Provided entries:
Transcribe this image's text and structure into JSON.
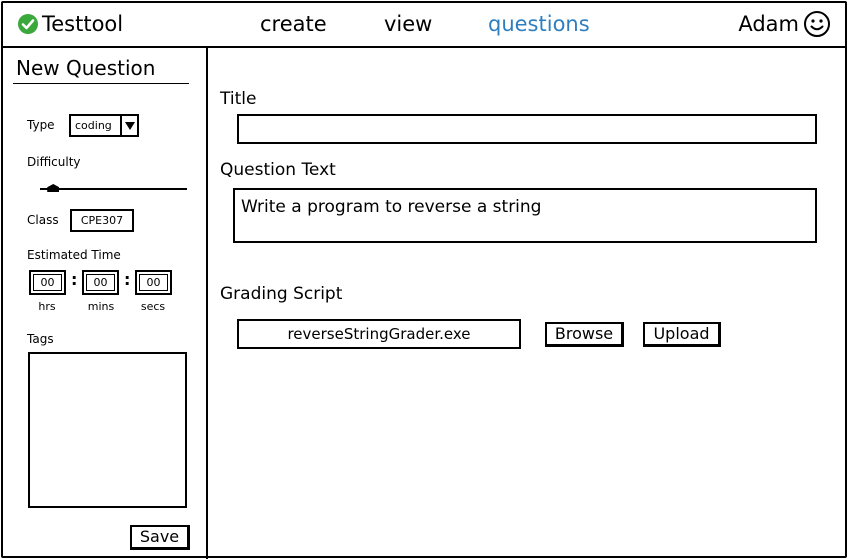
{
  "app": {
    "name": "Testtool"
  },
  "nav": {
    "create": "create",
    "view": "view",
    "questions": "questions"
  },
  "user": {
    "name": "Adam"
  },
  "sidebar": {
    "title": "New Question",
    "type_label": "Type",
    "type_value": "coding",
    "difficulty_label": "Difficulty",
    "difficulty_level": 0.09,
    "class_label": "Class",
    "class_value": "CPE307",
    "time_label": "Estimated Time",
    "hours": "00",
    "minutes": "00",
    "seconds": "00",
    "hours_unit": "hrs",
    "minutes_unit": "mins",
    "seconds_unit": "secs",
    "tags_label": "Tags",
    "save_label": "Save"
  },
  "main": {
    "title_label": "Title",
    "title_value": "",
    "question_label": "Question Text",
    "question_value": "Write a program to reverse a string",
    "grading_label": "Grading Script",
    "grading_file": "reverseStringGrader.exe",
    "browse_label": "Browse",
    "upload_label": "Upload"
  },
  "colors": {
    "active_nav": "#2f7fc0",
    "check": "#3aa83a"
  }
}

==

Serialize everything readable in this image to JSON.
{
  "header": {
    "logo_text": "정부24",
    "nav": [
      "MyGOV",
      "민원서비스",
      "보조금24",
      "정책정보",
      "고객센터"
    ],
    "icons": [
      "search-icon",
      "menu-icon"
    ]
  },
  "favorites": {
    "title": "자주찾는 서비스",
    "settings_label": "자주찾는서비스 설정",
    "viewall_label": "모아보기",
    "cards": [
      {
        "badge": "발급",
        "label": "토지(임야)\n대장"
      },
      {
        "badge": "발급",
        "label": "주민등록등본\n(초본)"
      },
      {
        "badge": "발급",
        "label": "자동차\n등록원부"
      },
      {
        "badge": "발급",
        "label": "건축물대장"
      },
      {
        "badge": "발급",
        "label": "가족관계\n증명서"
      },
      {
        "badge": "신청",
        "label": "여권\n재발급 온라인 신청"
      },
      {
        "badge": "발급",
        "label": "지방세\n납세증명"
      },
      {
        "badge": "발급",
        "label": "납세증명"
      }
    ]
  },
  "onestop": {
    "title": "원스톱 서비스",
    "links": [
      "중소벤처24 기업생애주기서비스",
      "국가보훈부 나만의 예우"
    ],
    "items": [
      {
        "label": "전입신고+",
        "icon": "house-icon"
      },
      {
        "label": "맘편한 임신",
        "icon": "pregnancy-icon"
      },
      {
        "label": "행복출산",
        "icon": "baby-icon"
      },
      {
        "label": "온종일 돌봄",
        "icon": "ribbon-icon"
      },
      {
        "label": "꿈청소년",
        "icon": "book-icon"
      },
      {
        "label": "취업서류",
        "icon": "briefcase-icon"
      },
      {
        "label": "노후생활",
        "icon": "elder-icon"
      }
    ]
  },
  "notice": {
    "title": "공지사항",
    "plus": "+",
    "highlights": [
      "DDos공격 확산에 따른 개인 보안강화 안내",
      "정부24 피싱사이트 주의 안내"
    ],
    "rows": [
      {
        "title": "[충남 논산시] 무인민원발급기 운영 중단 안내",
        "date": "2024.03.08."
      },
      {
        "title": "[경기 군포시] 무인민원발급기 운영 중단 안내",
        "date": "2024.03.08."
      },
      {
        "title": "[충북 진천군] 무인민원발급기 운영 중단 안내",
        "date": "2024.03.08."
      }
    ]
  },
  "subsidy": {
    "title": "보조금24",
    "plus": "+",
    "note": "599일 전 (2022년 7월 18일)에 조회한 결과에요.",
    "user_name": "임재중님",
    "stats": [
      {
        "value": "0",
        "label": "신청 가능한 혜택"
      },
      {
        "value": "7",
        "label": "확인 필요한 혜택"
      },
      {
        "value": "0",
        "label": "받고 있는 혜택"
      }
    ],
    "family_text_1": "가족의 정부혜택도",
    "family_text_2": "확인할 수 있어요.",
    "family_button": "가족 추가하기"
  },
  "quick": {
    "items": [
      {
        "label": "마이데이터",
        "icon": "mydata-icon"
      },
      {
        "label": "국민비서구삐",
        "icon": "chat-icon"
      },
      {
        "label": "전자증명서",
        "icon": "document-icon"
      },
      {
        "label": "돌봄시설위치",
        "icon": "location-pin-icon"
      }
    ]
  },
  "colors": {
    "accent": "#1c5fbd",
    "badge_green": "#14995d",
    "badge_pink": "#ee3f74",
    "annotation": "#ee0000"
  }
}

Exercise: Identify and extract each line of the listing that contains "this".

Worked answer:
Transcribe this image's text and structure into JSON.
Serialize everything readable in this image to JSON.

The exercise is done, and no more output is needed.